> _Aim of the exercise_:
Can you copy every line of the listing below word for word?

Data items
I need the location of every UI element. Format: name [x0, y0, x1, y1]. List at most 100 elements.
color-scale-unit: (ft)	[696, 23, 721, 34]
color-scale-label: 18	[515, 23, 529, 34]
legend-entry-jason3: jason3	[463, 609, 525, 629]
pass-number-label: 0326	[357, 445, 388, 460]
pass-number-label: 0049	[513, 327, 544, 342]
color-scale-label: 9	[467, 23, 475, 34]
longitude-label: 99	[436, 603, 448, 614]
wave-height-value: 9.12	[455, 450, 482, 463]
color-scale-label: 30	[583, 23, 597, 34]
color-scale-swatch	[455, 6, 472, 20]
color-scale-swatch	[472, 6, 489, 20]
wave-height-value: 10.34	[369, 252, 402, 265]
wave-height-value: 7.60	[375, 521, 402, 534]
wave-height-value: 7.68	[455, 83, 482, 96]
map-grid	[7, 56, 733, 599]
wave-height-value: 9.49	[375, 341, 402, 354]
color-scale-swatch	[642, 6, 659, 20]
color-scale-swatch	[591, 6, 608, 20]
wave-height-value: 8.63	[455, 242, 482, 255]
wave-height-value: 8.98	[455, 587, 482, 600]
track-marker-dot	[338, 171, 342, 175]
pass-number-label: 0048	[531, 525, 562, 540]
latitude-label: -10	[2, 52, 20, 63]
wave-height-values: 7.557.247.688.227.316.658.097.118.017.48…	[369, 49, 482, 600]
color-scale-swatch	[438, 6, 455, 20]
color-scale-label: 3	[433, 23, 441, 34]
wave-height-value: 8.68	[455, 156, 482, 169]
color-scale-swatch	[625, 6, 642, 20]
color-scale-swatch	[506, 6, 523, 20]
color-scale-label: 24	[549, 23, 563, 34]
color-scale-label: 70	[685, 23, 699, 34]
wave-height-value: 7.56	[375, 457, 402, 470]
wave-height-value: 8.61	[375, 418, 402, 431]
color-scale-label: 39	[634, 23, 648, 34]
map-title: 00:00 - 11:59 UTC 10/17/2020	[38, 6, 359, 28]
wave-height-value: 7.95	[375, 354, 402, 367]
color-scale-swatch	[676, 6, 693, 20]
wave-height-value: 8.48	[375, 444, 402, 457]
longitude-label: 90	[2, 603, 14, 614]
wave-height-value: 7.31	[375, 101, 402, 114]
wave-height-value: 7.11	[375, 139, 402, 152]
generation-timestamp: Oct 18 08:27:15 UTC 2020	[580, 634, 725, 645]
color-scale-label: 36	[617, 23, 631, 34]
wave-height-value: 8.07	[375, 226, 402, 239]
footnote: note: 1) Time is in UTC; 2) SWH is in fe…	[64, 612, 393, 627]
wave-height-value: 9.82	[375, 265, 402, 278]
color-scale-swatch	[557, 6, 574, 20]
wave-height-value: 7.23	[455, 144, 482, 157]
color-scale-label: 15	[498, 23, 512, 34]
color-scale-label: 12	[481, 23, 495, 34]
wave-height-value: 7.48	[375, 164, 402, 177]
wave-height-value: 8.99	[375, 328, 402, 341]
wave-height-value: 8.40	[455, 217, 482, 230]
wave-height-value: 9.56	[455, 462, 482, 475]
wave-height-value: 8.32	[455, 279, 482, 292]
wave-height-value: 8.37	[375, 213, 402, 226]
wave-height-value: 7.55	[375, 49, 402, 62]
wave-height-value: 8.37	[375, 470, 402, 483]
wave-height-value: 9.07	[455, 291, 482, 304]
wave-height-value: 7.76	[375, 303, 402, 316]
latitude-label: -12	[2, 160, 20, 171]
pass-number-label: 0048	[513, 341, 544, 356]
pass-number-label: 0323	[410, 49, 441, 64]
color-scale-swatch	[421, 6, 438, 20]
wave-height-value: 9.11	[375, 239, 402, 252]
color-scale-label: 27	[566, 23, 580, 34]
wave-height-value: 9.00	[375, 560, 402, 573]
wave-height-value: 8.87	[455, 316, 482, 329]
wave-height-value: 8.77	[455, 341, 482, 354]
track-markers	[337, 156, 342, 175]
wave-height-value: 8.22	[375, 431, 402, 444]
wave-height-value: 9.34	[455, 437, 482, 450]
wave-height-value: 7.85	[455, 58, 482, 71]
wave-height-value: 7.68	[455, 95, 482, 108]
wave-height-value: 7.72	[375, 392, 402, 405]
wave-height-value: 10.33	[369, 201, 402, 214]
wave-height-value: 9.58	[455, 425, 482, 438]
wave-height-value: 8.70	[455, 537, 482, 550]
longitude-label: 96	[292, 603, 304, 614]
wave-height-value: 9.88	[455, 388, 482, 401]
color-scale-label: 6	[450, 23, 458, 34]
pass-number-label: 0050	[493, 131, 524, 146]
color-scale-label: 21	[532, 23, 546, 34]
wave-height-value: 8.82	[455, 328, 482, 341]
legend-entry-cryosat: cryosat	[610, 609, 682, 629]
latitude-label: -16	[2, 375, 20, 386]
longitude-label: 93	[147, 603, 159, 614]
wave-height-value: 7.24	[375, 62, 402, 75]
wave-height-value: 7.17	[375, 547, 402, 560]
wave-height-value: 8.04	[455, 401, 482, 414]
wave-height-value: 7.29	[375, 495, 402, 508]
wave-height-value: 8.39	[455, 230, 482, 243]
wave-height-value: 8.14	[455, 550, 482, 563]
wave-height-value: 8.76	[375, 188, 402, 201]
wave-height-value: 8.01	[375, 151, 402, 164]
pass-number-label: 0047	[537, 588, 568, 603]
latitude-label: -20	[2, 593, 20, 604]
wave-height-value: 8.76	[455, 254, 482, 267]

> _Correct answer_:
I need the location of every UI element. Format: name [x0, y0, x1, y1]. List at most 100 elements.
color-scale-unit: (ft)	[696, 23, 721, 34]
color-scale-label: 18	[515, 23, 529, 34]
legend-entry-jason3: jason3	[463, 609, 525, 629]
pass-number-label: 0326	[357, 445, 388, 460]
pass-number-label: 0049	[513, 327, 544, 342]
color-scale-label: 9	[467, 23, 475, 34]
longitude-label: 99	[436, 603, 448, 614]
wave-height-value: 9.12	[455, 450, 482, 463]
color-scale-label: 30	[583, 23, 597, 34]
color-scale-swatch	[455, 6, 472, 20]
color-scale-swatch	[472, 6, 489, 20]
wave-height-value: 10.34	[369, 252, 402, 265]
wave-height-value: 7.60	[375, 521, 402, 534]
wave-height-value: 7.68	[455, 83, 482, 96]
map-grid	[7, 56, 733, 599]
wave-height-value: 9.49	[375, 341, 402, 354]
color-scale-swatch	[642, 6, 659, 20]
color-scale-swatch	[591, 6, 608, 20]
wave-height-value: 8.63	[455, 242, 482, 255]
wave-height-value: 8.98	[455, 587, 482, 600]
track-marker-dot	[338, 171, 342, 175]
pass-number-label: 0048	[531, 525, 562, 540]
latitude-label: -10	[2, 52, 20, 63]
wave-height-values: 7.557.247.688.227.316.658.097.118.017.48…	[369, 49, 482, 600]
color-scale-swatch	[438, 6, 455, 20]
color-scale-label: 3	[433, 23, 441, 34]
wave-height-value: 8.68	[455, 156, 482, 169]
color-scale-swatch	[625, 6, 642, 20]
color-scale-swatch	[506, 6, 523, 20]
color-scale-label: 24	[549, 23, 563, 34]
color-scale-label: 70	[685, 23, 699, 34]
wave-height-value: 7.56	[375, 457, 402, 470]
wave-height-value: 8.61	[375, 418, 402, 431]
color-scale-label: 39	[634, 23, 648, 34]
map-title: 00:00 - 11:59 UTC 10/17/2020	[38, 6, 359, 28]
wave-height-value: 7.95	[375, 354, 402, 367]
color-scale-swatch	[676, 6, 693, 20]
wave-height-value: 8.48	[375, 444, 402, 457]
longitude-label: 90	[2, 603, 14, 614]
wave-height-value: 7.31	[375, 101, 402, 114]
wave-height-value: 7.11	[375, 139, 402, 152]
generation-timestamp: Oct 18 08:27:15 UTC 2020	[580, 634, 725, 645]
color-scale-label: 36	[617, 23, 631, 34]
wave-height-value: 8.07	[375, 226, 402, 239]
footnote: note: 1) Time is in UTC; 2) SWH is in fe…	[64, 612, 393, 627]
wave-height-value: 9.82	[375, 265, 402, 278]
color-scale-swatch	[557, 6, 574, 20]
wave-height-value: 7.23	[455, 144, 482, 157]
color-scale-label: 15	[498, 23, 512, 34]
color-scale-label: 12	[481, 23, 495, 34]
wave-height-value: 7.48	[375, 164, 402, 177]
wave-height-value: 8.99	[375, 328, 402, 341]
wave-height-value: 8.40	[455, 217, 482, 230]
wave-height-value: 9.56	[455, 462, 482, 475]
wave-height-value: 8.32	[455, 279, 482, 292]
wave-height-value: 8.37	[375, 213, 402, 226]
wave-height-value: 7.55	[375, 49, 402, 62]
wave-height-value: 8.37	[375, 470, 402, 483]
wave-height-value: 9.07	[455, 291, 482, 304]
wave-height-value: 7.76	[375, 303, 402, 316]
latitude-label: -12	[2, 160, 20, 171]
pass-number-label: 0048	[513, 341, 544, 356]
pass-number-label: 0323	[410, 49, 441, 64]
color-scale-swatch	[421, 6, 438, 20]
wave-height-value: 9.11	[375, 239, 402, 252]
color-scale-label: 27	[566, 23, 580, 34]
wave-height-value: 9.00	[375, 560, 402, 573]
wave-height-value: 8.87	[455, 316, 482, 329]
wave-height-value: 8.77	[455, 341, 482, 354]
track-markers	[337, 156, 342, 175]
wave-height-value: 8.22	[375, 431, 402, 444]
wave-height-value: 9.34	[455, 437, 482, 450]
wave-height-value: 7.85	[455, 58, 482, 71]
wave-height-value: 7.68	[455, 95, 482, 108]
wave-height-value: 7.72	[375, 392, 402, 405]
wave-height-value: 10.33	[369, 201, 402, 214]
wave-height-value: 9.58	[455, 425, 482, 438]
wave-height-value: 8.70	[455, 537, 482, 550]
longitude-label: 96	[292, 603, 304, 614]
wave-height-value: 9.88	[455, 388, 482, 401]
color-scale-label: 6	[450, 23, 458, 34]
pass-number-label: 0050	[493, 131, 524, 146]
color-scale-label: 21	[532, 23, 546, 34]
wave-height-value: 8.82	[455, 328, 482, 341]
legend-entry-cryosat: cryosat	[610, 609, 682, 629]
latitude-label: -16	[2, 375, 20, 386]
longitude-label: 93	[147, 603, 159, 614]
wave-height-value: 7.24	[375, 62, 402, 75]
wave-height-value: 7.17	[375, 547, 402, 560]
wave-height-value: 8.04	[455, 401, 482, 414]
wave-height-value: 7.29	[375, 495, 402, 508]
wave-height-value: 8.39	[455, 230, 482, 243]
wave-height-value: 8.14	[455, 550, 482, 563]
wave-height-value: 8.76	[375, 188, 402, 201]
wave-height-value: 8.01	[375, 151, 402, 164]
pass-number-label: 0047	[537, 588, 568, 603]
latitude-label: -20	[2, 593, 20, 604]
wave-height-value: 8.76	[455, 254, 482, 267]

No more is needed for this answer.